• Task directions:
Scan the data that follows and count the lines with the string "cdot"; answer with the count alone.

• Records supplied:
** Begin **

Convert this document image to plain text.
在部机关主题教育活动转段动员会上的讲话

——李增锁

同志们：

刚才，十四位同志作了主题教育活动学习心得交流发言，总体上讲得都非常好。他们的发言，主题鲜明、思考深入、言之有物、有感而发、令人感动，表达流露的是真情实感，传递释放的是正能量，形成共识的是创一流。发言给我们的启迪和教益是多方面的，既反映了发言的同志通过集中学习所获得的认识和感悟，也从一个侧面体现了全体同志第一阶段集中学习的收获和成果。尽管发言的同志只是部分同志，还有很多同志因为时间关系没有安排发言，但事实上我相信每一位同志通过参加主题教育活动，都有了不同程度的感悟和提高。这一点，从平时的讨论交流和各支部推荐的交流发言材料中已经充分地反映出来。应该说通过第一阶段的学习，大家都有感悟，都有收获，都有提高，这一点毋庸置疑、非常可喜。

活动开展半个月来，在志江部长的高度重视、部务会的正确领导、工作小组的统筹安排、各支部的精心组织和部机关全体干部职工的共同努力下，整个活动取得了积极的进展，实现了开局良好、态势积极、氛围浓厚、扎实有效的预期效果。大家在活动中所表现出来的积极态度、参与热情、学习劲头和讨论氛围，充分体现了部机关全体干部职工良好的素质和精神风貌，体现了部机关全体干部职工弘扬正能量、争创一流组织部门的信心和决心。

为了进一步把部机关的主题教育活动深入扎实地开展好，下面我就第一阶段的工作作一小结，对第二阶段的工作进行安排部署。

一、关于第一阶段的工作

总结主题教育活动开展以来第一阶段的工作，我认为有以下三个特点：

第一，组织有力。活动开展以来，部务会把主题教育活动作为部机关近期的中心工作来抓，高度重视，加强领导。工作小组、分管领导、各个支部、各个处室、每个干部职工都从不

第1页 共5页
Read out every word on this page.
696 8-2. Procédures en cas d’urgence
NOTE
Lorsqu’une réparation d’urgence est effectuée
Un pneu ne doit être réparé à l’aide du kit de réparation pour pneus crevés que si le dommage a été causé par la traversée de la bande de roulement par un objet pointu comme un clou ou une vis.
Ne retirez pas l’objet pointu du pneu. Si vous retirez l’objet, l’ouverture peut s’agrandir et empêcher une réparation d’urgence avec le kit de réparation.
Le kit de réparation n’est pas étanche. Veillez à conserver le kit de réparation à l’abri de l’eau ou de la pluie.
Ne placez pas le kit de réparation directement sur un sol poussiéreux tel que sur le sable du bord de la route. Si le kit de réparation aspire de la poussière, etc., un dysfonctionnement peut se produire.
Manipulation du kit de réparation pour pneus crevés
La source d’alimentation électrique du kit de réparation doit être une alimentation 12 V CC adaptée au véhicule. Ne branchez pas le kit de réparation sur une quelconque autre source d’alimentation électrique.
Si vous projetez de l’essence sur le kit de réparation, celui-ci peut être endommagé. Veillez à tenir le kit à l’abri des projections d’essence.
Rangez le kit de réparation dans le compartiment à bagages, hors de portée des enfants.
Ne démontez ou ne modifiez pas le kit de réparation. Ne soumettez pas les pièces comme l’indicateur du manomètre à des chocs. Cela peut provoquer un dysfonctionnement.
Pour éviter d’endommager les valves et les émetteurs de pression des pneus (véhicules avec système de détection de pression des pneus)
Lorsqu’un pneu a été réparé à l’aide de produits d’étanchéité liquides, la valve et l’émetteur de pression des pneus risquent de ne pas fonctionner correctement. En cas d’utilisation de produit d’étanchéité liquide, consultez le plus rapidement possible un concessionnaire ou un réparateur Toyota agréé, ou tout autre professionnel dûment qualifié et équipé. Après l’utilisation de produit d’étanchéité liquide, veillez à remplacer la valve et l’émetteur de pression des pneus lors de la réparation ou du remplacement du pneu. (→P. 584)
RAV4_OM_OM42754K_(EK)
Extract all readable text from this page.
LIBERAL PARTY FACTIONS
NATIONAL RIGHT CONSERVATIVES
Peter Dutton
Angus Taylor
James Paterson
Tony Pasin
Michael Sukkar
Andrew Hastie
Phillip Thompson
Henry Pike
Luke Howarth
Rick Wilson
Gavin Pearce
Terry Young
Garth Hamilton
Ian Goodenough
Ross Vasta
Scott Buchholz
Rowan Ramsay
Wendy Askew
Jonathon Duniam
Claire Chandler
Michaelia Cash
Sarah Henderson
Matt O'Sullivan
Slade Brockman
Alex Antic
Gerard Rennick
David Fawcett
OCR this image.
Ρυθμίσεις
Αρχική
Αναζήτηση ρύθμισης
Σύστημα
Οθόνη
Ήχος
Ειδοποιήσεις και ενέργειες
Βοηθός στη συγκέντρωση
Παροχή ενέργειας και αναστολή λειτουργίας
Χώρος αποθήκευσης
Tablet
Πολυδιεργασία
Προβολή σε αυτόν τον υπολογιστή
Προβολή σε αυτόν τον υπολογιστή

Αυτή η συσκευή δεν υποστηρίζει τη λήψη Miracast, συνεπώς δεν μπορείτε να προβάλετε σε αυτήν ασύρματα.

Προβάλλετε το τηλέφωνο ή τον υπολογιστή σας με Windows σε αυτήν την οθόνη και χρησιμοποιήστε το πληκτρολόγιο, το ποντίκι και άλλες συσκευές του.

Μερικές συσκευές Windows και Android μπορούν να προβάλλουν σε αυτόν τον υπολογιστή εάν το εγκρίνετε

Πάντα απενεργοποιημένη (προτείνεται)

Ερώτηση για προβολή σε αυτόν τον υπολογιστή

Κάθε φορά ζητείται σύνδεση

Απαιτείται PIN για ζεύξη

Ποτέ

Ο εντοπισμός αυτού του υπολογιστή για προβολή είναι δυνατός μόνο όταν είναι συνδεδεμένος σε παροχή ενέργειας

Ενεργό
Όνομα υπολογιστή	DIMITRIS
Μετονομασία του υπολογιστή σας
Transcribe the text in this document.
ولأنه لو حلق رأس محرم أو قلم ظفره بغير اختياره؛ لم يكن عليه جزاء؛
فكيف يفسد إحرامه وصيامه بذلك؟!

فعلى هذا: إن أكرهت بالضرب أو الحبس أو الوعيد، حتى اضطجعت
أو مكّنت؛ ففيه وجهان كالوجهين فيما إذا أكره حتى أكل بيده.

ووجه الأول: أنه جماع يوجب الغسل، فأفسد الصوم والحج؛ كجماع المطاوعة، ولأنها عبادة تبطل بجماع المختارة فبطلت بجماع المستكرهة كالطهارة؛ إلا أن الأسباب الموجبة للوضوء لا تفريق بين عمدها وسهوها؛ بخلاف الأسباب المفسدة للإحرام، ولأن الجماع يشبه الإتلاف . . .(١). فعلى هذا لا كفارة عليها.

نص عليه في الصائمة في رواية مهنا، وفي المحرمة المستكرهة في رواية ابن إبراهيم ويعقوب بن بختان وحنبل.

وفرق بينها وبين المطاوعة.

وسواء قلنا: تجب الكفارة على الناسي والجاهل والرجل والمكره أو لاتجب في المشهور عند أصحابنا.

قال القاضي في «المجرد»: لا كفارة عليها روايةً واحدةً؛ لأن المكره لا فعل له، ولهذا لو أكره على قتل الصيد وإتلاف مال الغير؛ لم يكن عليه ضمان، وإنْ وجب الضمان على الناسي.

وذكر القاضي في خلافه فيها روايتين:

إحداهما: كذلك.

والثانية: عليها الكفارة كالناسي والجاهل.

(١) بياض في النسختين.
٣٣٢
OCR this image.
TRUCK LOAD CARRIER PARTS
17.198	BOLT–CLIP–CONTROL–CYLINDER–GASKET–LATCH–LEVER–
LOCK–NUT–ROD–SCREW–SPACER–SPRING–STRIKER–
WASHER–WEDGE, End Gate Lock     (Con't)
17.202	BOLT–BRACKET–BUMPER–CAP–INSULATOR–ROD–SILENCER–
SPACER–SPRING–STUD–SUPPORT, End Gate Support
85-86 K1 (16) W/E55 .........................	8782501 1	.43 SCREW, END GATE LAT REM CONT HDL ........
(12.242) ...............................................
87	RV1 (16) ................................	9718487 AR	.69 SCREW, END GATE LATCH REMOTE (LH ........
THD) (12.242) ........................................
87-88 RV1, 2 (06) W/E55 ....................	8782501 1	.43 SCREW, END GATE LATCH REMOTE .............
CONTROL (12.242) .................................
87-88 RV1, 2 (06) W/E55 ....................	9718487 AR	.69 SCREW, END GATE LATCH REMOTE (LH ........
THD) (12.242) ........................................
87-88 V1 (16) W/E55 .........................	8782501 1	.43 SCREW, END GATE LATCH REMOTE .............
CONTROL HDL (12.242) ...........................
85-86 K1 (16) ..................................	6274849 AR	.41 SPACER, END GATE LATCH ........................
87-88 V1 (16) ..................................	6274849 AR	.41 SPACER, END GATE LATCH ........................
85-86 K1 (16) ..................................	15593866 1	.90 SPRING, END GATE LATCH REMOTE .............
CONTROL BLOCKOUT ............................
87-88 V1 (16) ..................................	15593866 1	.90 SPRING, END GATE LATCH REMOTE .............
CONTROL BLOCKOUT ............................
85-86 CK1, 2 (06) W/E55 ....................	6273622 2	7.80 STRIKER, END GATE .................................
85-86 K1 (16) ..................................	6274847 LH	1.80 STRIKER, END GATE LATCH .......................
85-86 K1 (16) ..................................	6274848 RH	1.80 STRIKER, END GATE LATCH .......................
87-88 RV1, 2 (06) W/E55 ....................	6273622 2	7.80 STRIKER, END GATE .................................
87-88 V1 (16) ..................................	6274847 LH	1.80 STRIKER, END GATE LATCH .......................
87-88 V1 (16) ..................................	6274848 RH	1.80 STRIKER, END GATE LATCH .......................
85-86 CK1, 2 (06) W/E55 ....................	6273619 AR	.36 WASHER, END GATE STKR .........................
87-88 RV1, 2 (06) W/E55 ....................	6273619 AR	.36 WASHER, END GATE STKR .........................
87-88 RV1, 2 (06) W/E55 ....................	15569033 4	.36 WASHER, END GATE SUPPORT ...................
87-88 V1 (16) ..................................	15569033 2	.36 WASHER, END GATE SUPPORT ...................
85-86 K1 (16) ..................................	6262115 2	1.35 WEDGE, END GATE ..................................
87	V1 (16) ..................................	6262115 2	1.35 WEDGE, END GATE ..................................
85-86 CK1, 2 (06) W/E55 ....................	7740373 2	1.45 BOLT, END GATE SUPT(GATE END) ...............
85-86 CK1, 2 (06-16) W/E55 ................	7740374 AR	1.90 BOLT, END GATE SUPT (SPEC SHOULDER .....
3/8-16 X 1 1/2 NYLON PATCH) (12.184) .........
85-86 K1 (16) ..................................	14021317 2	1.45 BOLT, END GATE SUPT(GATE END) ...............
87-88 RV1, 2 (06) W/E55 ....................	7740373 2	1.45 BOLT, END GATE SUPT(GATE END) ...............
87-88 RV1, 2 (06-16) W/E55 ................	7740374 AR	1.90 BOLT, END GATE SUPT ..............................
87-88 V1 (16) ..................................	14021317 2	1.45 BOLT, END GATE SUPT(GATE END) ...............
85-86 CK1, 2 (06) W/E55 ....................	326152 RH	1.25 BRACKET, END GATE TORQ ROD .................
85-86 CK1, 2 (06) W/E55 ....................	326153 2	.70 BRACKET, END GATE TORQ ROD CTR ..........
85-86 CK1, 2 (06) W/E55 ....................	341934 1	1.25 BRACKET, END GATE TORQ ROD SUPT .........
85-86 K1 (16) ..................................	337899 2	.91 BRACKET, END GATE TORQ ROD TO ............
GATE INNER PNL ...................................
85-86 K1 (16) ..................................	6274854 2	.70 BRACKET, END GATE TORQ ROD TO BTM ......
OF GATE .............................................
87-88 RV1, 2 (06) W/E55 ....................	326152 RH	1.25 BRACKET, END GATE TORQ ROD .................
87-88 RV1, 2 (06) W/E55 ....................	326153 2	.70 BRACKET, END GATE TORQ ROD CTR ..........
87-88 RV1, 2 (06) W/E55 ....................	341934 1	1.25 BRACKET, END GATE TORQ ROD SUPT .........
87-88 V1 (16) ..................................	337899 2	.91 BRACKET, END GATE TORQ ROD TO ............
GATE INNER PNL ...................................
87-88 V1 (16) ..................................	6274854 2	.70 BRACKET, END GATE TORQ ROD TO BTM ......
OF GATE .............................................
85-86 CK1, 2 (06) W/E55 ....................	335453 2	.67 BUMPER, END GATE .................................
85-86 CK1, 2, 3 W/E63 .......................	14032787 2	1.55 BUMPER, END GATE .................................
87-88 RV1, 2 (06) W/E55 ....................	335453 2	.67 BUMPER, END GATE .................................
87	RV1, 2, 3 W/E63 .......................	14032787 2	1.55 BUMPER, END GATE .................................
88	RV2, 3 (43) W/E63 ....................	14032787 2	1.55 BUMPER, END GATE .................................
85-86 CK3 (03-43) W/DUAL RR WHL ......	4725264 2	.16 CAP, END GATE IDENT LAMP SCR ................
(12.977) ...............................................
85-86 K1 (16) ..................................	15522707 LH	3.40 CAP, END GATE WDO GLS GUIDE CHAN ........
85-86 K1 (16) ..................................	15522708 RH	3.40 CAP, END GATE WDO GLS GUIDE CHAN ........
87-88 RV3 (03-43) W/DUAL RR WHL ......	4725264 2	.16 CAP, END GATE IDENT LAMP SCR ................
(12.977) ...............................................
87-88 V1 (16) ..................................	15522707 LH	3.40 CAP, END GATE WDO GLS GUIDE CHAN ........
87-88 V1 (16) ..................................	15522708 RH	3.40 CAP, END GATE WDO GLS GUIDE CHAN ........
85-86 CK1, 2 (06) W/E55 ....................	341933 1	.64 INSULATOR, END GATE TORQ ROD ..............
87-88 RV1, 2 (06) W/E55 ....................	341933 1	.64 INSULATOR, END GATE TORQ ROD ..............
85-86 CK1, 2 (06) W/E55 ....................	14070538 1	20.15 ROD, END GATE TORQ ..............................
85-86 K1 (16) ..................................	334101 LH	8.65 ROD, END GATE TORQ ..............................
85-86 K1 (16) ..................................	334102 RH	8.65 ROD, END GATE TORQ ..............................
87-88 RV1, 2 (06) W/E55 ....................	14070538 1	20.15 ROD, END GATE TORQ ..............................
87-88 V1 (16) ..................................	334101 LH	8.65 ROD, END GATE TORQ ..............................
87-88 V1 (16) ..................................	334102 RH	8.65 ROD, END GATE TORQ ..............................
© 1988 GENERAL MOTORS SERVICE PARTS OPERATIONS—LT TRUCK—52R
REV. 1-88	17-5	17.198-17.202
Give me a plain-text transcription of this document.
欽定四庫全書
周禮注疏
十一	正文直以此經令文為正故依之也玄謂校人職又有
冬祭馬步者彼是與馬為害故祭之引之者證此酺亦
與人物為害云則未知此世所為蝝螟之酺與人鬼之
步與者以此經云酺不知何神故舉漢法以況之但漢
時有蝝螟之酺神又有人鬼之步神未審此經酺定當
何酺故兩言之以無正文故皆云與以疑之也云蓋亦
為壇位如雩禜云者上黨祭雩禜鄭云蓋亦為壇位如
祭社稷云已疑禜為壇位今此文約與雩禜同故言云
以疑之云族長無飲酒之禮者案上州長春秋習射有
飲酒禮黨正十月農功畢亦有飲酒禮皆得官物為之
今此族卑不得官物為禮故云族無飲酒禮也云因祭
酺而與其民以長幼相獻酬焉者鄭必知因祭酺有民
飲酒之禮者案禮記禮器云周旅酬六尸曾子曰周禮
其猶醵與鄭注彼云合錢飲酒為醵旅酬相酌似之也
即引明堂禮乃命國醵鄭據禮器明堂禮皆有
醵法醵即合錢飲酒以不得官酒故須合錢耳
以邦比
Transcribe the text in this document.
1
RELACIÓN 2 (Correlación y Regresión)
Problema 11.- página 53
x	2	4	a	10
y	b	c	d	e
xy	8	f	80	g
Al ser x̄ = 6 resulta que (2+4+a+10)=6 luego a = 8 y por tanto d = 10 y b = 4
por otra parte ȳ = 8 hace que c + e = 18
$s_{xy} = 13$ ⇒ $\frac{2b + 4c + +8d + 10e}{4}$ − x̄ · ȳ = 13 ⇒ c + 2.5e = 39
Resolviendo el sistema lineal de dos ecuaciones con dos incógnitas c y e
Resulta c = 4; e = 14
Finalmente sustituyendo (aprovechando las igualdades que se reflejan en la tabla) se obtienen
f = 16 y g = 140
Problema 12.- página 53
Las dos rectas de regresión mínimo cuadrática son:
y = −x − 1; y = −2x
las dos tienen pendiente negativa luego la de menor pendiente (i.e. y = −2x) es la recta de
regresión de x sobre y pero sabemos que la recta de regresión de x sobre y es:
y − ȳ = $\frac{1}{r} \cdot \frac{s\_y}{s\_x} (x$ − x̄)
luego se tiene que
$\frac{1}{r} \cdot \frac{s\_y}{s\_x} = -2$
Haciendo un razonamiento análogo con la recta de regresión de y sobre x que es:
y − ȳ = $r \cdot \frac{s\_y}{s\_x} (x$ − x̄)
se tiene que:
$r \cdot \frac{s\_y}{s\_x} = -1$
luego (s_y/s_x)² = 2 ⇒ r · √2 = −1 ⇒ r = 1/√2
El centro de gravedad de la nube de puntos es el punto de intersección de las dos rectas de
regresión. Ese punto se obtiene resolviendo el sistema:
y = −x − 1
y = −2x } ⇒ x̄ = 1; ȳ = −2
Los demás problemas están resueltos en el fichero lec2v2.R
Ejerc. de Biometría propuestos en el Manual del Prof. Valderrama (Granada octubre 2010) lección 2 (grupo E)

** End **

• Complete answer:
4